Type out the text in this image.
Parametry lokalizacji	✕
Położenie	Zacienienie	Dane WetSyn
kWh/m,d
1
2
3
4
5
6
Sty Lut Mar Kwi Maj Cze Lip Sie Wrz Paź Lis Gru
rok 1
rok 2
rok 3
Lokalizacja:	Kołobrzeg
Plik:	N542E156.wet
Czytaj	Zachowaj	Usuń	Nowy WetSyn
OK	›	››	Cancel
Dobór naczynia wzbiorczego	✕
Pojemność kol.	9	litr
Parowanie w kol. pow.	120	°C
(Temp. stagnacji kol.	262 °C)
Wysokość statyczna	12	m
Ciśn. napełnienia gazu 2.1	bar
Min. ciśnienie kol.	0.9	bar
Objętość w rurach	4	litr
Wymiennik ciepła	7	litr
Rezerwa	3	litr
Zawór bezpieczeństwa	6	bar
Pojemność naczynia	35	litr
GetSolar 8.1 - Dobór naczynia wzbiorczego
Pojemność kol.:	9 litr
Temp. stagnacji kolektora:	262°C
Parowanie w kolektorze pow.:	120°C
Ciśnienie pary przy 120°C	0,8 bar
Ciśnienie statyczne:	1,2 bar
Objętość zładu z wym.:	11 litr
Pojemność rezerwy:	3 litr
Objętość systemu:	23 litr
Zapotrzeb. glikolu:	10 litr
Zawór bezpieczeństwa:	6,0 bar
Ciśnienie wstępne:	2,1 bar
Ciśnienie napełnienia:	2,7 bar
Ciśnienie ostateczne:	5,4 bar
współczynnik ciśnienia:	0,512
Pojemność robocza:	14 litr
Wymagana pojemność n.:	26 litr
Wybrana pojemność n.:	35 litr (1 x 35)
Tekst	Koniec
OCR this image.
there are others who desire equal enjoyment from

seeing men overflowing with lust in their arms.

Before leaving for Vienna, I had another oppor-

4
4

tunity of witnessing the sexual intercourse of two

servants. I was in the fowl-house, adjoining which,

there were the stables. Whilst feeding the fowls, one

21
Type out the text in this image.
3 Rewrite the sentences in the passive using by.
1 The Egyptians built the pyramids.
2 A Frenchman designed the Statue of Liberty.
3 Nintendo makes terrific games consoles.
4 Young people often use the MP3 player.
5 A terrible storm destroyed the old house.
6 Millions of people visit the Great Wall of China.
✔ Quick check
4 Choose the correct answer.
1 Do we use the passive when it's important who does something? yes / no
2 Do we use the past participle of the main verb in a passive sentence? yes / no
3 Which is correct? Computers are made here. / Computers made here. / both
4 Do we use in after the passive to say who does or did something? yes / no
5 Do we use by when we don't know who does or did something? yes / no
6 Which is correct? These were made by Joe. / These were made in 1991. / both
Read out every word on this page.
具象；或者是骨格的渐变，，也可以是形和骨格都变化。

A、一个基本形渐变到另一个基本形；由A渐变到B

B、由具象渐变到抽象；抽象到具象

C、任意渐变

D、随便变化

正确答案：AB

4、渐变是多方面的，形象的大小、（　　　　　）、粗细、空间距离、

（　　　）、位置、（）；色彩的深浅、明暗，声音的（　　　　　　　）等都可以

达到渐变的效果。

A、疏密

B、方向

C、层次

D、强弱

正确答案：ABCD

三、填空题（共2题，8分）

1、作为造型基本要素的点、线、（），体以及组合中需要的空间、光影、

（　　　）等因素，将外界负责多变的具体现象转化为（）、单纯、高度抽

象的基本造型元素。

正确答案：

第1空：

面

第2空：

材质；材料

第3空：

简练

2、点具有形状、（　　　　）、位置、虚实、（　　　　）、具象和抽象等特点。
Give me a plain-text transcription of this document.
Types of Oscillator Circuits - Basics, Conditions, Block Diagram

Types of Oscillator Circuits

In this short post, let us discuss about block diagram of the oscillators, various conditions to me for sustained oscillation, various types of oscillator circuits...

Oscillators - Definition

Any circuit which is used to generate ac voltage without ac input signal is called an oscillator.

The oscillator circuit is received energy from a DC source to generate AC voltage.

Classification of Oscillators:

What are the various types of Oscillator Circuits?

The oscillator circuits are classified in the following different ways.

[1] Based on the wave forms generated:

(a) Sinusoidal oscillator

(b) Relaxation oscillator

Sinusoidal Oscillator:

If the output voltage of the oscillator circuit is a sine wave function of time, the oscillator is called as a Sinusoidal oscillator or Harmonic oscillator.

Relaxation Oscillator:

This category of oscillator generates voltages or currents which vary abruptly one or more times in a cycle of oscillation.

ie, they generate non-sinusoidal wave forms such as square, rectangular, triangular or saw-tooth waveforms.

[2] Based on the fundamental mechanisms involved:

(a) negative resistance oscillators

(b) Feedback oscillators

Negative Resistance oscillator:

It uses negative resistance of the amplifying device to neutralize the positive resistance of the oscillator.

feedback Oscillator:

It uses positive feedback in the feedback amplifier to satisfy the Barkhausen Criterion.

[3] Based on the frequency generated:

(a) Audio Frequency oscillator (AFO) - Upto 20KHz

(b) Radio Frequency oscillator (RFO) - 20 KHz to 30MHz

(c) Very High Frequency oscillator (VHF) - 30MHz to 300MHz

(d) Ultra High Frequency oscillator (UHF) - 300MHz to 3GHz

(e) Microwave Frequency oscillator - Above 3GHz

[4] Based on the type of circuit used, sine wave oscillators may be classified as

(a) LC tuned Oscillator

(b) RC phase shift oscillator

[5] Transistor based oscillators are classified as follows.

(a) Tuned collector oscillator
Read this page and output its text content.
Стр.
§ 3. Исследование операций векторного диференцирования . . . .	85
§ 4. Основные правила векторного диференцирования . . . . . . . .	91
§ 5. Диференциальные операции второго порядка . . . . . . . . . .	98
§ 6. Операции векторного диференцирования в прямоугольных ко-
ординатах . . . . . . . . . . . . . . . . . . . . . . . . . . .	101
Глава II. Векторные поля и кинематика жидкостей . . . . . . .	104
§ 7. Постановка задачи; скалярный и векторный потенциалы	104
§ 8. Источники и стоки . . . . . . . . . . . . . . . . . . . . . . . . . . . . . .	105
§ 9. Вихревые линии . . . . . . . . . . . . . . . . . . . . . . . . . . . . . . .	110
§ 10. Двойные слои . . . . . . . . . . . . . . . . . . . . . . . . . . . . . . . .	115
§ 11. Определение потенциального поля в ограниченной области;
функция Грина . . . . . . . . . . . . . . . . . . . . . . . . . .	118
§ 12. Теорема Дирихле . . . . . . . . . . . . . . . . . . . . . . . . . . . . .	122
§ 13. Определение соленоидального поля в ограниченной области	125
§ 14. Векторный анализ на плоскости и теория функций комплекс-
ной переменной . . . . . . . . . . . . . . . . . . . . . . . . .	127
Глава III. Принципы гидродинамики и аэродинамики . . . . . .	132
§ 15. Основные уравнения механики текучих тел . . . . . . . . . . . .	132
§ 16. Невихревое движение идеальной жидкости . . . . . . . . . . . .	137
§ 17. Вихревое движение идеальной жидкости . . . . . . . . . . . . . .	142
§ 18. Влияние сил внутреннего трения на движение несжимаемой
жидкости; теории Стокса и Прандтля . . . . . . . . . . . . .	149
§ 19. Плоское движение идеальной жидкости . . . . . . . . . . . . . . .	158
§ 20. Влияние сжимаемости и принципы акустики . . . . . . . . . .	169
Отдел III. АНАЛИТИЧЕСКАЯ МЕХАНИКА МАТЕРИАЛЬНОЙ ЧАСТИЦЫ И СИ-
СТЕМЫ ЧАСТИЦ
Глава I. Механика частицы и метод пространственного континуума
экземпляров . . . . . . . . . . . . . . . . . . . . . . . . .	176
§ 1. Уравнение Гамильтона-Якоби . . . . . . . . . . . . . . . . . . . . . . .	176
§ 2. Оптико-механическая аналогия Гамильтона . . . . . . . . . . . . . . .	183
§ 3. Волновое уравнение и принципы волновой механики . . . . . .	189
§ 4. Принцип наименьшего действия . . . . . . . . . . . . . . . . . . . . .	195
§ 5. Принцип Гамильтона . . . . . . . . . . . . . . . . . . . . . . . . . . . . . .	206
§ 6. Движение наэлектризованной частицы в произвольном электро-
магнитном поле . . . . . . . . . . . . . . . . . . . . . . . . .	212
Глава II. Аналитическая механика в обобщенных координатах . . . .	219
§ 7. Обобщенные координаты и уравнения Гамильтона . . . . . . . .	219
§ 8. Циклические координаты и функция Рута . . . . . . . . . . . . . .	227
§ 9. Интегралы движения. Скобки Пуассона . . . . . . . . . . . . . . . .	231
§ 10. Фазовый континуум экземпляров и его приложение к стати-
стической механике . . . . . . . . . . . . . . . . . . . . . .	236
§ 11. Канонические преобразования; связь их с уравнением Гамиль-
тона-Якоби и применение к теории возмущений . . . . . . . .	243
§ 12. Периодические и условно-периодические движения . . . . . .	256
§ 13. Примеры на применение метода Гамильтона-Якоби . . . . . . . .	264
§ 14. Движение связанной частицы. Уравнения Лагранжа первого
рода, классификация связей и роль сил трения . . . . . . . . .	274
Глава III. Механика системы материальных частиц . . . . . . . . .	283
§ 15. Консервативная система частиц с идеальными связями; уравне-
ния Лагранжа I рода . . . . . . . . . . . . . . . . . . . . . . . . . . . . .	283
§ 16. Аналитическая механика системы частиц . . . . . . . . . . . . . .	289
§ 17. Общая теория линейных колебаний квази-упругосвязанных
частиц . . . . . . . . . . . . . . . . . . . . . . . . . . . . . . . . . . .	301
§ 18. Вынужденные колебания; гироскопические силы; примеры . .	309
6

● ● ● ● ●

-- SHORT PROBLEM --
Gather up every line in the data above that contains the word "системы", copying each one.

-- SOLUTION FOR THIS TASK --
Глава III. Механика системы материальных частиц . . . . . . . . .	283
§ 16. Аналитическая механика системы частиц . . . . . . . . . . . . . .	289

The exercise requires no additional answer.